[Figure content listings]
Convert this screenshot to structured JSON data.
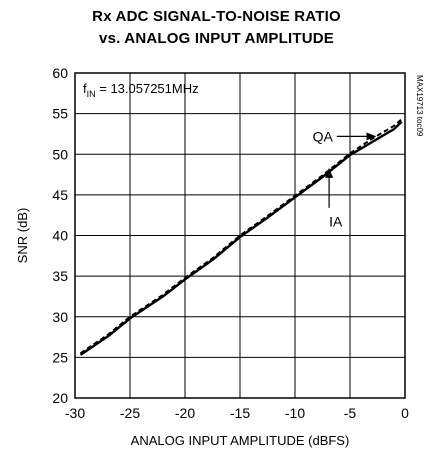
{
  "chart_data": {
    "type": "line",
    "title_line1": "Rx ADC SIGNAL-TO-NOISE RATIO",
    "title_line2": "vs. ANALOG INPUT AMPLITUDE",
    "xlabel": "ANALOG INPUT AMPLITUDE (dBFS)",
    "ylabel": "SNR (dB)",
    "xlim": [
      -30,
      0
    ],
    "ylim": [
      20,
      60
    ],
    "xticks": [
      -30,
      -25,
      -20,
      -15,
      -10,
      -5,
      0
    ],
    "yticks": [
      20,
      25,
      30,
      35,
      40,
      45,
      50,
      55,
      60
    ],
    "grid": true,
    "condition": {
      "prefix": "f",
      "subscript": "IN",
      "value": " = 13.057251MHz"
    },
    "code": "MAX19713 toc09",
    "series": [
      {
        "name": "IA",
        "style": "solid",
        "color": "#000000",
        "x": [
          -29.5,
          -27,
          -25,
          -22,
          -20,
          -17.5,
          -15,
          -12.5,
          -10,
          -7.5,
          -5,
          -3,
          -1,
          -0.3
        ],
        "y": [
          25.3,
          27.6,
          29.8,
          32.5,
          34.6,
          37.0,
          39.8,
          42.2,
          44.7,
          47.2,
          49.9,
          51.5,
          53.1,
          54.0
        ]
      },
      {
        "name": "QA",
        "style": "dashed",
        "color": "#000000",
        "x": [
          -29.5,
          -27,
          -25,
          -22,
          -20,
          -17.5,
          -15,
          -12.5,
          -10,
          -7.5,
          -5,
          -3,
          -1,
          -0.3
        ],
        "y": [
          25.5,
          27.8,
          30.0,
          32.7,
          34.8,
          37.2,
          40.0,
          42.4,
          44.9,
          47.4,
          50.1,
          51.9,
          53.5,
          54.3
        ]
      }
    ],
    "annotations": [
      {
        "label": "QA",
        "text_x": -8.4,
        "text_y": 52.2,
        "arrow_from": [
          -6.2,
          52.2
        ],
        "arrow_to": [
          -2.7,
          52.2
        ]
      },
      {
        "label": "IA",
        "text_x": -6.9,
        "text_y": 41.7,
        "arrow_from": [
          -6.9,
          43.4
        ],
        "arrow_to": [
          -6.9,
          48.2
        ]
      }
    ]
  }
}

WRITTEN TASK:
Repeat the data exactly, without the pictures.

THE RESPONSE:
Convert this screenshot to structured JSON data.
{
  "chart_data": {
    "type": "line",
    "title_line1": "Rx ADC SIGNAL-TO-NOISE RATIO",
    "title_line2": "vs. ANALOG INPUT AMPLITUDE",
    "xlabel": "ANALOG INPUT AMPLITUDE (dBFS)",
    "ylabel": "SNR (dB)",
    "xlim": [
      -30,
      0
    ],
    "ylim": [
      20,
      60
    ],
    "xticks": [
      -30,
      -25,
      -20,
      -15,
      -10,
      -5,
      0
    ],
    "yticks": [
      20,
      25,
      30,
      35,
      40,
      45,
      50,
      55,
      60
    ],
    "grid": true,
    "condition": {
      "prefix": "f",
      "subscript": "IN",
      "value": " = 13.057251MHz"
    },
    "code": "MAX19713 toc09",
    "series": [
      {
        "name": "IA",
        "style": "solid",
        "color": "#000000",
        "x": [
          -29.5,
          -27,
          -25,
          -22,
          -20,
          -17.5,
          -15,
          -12.5,
          -10,
          -7.5,
          -5,
          -3,
          -1,
          -0.3
        ],
        "y": [
          25.3,
          27.6,
          29.8,
          32.5,
          34.6,
          37.0,
          39.8,
          42.2,
          44.7,
          47.2,
          49.9,
          51.5,
          53.1,
          54.0
        ]
      },
      {
        "name": "QA",
        "style": "dashed",
        "color": "#000000",
        "x": [
          -29.5,
          -27,
          -25,
          -22,
          -20,
          -17.5,
          -15,
          -12.5,
          -10,
          -7.5,
          -5,
          -3,
          -1,
          -0.3
        ],
        "y": [
          25.5,
          27.8,
          30.0,
          32.7,
          34.8,
          37.2,
          40.0,
          42.4,
          44.9,
          47.4,
          50.1,
          51.9,
          53.5,
          54.3
        ]
      }
    ],
    "annotations": [
      {
        "label": "QA",
        "text_x": -8.4,
        "text_y": 52.2,
        "arrow_from": [
          -6.2,
          52.2
        ],
        "arrow_to": [
          -2.7,
          52.2
        ]
      },
      {
        "label": "IA",
        "text_x": -6.9,
        "text_y": 41.7,
        "arrow_from": [
          -6.9,
          43.4
        ],
        "arrow_to": [
          -6.9,
          48.2
        ]
      }
    ]
  }
}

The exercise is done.